▶ Data entries:
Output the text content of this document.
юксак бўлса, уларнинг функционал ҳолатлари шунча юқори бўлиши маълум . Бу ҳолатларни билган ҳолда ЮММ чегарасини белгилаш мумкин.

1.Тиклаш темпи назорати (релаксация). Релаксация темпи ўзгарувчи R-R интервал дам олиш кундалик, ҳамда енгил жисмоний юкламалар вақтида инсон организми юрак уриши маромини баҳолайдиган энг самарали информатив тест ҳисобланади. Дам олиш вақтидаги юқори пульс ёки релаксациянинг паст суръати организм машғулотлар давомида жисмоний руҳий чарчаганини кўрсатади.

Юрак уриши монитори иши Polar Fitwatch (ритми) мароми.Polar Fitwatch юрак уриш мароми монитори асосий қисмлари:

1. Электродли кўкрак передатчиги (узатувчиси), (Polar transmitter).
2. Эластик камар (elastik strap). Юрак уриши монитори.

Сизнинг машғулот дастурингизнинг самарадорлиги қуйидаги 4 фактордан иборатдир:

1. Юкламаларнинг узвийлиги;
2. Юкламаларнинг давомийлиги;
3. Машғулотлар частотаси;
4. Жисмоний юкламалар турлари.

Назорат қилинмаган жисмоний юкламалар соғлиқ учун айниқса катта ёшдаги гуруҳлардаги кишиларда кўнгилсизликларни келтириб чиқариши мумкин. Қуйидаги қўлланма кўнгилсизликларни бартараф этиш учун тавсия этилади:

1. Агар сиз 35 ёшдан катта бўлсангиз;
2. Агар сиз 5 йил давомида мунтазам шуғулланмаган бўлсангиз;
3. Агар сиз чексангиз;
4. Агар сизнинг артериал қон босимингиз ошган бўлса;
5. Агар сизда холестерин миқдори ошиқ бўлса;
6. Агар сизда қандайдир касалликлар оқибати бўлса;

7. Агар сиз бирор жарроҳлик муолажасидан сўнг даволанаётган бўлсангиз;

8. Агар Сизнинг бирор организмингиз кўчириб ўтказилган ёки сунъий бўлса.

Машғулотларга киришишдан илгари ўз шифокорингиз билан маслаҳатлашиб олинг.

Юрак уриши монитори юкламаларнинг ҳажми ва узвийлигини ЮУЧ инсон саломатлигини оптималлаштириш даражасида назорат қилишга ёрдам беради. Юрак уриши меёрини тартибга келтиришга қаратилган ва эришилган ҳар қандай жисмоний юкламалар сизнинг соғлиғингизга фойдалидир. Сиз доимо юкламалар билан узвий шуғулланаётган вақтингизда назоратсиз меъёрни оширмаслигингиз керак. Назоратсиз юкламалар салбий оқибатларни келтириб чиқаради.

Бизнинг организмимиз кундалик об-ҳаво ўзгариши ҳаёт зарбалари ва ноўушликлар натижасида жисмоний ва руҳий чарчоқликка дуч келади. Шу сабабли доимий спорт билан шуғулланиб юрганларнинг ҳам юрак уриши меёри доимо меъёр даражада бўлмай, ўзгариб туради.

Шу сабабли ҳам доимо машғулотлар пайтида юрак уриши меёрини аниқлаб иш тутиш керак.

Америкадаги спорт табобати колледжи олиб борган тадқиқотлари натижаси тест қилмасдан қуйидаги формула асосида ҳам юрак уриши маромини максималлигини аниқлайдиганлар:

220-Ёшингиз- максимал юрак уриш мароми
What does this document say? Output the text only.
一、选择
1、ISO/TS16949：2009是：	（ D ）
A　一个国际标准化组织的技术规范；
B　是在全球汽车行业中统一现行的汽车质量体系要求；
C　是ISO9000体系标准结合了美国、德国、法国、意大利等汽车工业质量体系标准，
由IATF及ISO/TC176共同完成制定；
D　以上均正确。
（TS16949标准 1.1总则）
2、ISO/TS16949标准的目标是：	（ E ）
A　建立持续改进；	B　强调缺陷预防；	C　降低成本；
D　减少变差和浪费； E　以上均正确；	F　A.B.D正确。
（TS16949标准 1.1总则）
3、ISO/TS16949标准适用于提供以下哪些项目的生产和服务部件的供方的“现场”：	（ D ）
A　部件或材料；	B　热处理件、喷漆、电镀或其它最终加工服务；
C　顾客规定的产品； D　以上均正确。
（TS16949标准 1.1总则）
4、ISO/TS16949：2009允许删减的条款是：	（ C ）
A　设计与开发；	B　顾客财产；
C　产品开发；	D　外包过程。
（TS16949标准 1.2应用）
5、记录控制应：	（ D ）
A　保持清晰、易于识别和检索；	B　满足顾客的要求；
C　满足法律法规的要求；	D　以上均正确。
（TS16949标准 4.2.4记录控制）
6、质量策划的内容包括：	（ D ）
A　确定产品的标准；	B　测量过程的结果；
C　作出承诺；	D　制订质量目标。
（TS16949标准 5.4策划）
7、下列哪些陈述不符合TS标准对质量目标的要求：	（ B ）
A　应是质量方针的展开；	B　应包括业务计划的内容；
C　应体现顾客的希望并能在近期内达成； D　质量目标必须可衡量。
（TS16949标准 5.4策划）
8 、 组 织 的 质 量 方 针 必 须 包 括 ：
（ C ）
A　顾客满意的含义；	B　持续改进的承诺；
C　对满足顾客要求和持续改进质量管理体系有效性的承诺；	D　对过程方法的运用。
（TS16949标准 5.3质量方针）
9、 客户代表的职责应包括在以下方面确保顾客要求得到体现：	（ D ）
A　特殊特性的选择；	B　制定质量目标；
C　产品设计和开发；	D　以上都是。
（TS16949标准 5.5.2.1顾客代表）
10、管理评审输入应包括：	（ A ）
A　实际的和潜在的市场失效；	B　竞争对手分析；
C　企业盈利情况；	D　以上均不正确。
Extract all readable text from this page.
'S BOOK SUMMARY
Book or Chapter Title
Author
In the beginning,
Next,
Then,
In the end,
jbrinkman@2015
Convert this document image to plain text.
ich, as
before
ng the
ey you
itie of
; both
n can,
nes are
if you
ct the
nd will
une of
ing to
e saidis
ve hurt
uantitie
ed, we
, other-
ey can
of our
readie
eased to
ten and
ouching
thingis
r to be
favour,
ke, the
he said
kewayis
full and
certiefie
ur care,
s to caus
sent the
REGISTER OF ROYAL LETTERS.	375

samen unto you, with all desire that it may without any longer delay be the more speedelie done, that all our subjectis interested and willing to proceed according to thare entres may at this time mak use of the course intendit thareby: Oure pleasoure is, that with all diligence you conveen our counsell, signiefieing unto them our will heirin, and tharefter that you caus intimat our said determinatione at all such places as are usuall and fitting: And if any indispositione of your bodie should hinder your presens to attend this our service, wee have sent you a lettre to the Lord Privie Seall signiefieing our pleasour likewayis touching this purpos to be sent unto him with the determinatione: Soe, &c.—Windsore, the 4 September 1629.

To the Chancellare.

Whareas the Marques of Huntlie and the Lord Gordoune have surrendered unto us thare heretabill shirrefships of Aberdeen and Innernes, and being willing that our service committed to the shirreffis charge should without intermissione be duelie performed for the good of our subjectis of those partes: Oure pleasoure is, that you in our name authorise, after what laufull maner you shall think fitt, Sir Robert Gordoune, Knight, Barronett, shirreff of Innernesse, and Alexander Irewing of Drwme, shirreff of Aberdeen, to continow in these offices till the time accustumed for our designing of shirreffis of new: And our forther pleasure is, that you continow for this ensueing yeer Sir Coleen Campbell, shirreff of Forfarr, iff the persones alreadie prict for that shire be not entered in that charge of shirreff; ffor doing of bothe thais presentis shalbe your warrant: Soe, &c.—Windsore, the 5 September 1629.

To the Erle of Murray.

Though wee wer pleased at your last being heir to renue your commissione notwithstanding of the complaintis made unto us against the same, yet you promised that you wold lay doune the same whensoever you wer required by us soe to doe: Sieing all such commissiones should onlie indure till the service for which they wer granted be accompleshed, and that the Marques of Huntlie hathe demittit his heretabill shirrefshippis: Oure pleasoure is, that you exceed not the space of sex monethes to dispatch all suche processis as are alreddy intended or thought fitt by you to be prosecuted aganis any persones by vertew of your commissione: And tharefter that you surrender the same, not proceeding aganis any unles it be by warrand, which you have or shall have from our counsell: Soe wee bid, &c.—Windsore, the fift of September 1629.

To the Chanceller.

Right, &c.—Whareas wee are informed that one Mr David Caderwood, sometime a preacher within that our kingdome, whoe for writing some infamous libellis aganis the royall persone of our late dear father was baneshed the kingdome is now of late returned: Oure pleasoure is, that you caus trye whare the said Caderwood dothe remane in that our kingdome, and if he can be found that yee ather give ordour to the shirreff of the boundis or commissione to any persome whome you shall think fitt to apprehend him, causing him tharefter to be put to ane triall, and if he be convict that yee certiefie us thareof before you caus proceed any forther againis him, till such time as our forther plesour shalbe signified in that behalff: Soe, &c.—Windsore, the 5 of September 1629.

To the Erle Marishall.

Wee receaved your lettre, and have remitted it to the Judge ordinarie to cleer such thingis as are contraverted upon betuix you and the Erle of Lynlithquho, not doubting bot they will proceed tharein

▶ Short exercise: In the listing above, count each line that holds the string "以上均正确". Give the number only.

▶ Correct output: 4